Exercise goal
Only a number is wanted: how many lines in the listing contain the word "fabrication"?
— Start Records supplied —
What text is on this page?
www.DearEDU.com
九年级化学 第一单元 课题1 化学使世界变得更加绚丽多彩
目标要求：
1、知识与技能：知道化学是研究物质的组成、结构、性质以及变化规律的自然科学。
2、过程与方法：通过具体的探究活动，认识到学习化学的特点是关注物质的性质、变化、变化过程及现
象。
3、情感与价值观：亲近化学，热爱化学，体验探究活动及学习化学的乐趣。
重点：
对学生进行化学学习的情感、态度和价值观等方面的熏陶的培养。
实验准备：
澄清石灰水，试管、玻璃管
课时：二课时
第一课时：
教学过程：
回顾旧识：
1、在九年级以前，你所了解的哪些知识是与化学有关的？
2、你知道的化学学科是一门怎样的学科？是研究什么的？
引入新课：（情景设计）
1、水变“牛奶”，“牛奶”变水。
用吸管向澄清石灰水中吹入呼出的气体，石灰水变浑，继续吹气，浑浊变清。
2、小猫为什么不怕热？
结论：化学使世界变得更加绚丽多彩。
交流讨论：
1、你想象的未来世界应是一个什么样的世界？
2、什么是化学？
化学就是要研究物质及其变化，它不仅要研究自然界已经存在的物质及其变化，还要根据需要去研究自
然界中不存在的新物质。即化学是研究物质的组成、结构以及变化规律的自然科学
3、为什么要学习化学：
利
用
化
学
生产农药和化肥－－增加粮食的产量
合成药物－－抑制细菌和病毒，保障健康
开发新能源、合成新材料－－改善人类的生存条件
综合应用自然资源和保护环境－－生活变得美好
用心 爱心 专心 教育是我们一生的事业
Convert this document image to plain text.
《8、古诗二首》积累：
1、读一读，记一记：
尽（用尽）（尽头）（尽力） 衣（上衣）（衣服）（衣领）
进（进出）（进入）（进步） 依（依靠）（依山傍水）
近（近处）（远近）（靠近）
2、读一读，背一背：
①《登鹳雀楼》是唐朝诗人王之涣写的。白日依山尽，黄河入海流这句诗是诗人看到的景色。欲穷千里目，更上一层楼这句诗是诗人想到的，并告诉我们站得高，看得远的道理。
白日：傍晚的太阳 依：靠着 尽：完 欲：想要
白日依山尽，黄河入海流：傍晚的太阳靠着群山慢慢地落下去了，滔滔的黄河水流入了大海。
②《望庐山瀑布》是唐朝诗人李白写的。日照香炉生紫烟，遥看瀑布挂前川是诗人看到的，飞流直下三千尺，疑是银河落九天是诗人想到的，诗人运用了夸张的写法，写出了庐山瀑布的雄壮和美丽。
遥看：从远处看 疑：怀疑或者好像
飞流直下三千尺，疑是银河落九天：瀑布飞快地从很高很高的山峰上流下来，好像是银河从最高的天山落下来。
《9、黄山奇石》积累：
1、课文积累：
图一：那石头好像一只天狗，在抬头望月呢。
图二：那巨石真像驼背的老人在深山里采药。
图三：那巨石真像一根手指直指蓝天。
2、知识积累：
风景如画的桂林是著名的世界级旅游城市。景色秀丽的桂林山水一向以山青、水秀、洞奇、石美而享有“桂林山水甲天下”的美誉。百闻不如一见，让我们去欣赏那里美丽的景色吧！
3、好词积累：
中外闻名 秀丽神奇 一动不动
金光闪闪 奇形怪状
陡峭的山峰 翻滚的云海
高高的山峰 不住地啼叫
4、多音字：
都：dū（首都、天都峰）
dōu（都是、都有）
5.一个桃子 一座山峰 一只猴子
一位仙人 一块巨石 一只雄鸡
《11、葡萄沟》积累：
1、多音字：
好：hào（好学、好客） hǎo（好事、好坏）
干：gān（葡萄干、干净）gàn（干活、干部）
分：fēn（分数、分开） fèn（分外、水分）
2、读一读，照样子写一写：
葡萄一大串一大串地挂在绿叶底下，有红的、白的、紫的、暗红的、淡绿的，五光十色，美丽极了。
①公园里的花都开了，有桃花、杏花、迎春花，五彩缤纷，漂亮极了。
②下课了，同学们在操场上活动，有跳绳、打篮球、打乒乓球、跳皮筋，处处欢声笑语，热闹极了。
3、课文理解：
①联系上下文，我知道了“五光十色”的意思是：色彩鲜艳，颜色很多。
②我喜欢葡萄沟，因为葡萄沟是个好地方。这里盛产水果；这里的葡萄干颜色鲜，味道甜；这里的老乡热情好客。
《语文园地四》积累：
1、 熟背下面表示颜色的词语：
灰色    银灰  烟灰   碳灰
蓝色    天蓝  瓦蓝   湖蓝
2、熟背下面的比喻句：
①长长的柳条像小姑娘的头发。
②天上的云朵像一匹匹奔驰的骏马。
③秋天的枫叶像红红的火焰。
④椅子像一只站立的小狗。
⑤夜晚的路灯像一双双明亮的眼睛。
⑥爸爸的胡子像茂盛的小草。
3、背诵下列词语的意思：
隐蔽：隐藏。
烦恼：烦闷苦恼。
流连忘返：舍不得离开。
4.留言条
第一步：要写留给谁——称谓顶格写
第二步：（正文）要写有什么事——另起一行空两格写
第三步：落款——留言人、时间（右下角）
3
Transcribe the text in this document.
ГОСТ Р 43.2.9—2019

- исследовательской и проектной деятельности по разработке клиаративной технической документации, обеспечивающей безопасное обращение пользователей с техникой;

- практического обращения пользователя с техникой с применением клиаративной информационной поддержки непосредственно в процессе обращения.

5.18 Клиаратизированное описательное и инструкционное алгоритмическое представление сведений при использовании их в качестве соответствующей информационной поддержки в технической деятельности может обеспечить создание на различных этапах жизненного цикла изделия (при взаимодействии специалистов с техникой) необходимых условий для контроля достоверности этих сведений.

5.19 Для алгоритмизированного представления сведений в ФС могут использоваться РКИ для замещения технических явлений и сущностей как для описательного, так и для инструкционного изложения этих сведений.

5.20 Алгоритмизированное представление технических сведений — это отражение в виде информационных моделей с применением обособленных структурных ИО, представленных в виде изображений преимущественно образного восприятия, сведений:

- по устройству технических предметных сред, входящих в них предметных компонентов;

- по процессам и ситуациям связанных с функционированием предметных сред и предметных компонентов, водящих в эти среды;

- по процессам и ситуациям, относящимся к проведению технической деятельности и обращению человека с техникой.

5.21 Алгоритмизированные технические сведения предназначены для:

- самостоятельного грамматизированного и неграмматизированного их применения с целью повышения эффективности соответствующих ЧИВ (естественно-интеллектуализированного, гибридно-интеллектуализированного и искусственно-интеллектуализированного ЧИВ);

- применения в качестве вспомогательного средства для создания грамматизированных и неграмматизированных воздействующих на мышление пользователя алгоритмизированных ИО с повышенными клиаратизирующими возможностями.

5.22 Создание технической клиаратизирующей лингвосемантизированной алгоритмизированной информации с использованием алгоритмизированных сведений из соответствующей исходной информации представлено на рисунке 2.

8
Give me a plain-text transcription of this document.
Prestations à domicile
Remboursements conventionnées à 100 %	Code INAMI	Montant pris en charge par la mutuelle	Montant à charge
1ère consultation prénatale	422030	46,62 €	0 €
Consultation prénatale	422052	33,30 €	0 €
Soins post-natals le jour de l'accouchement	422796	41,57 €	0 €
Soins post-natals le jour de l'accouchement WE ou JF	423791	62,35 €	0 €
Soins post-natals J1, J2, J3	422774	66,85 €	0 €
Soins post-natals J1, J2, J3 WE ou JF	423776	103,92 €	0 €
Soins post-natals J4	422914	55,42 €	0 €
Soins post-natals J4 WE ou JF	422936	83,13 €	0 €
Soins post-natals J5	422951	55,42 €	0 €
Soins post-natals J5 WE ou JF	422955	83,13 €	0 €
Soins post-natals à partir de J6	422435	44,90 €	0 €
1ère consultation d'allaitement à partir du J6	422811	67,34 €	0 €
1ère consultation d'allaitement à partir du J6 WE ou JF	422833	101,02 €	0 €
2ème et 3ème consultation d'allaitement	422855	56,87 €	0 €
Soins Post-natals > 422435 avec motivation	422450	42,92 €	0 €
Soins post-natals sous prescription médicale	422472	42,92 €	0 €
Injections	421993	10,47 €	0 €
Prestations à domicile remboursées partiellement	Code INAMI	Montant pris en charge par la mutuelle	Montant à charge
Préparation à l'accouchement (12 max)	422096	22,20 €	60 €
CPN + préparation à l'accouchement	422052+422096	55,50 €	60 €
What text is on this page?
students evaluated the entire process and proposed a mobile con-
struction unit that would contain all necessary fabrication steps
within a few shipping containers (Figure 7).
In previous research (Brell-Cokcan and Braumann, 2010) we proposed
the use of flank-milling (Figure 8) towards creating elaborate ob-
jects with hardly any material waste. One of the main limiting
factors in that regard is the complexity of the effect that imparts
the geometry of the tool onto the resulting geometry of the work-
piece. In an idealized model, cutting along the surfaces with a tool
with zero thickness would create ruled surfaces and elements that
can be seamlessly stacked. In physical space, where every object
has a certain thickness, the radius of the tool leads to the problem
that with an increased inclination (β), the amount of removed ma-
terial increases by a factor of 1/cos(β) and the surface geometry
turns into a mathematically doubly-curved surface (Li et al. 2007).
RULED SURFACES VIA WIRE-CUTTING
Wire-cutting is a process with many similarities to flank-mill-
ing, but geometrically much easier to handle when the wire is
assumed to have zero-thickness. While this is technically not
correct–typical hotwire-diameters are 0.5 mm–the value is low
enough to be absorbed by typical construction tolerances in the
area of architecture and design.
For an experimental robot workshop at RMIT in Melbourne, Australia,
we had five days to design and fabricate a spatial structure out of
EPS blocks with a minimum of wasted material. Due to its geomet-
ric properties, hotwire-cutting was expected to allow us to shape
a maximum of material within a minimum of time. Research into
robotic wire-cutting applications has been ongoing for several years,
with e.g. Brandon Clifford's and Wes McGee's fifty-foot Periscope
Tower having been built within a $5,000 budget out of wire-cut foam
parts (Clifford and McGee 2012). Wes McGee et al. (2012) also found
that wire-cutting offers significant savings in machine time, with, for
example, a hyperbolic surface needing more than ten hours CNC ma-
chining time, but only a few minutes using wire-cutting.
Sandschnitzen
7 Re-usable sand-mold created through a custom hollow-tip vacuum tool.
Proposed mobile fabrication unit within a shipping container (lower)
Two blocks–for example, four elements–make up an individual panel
— End Records supplied —
Output of the task
2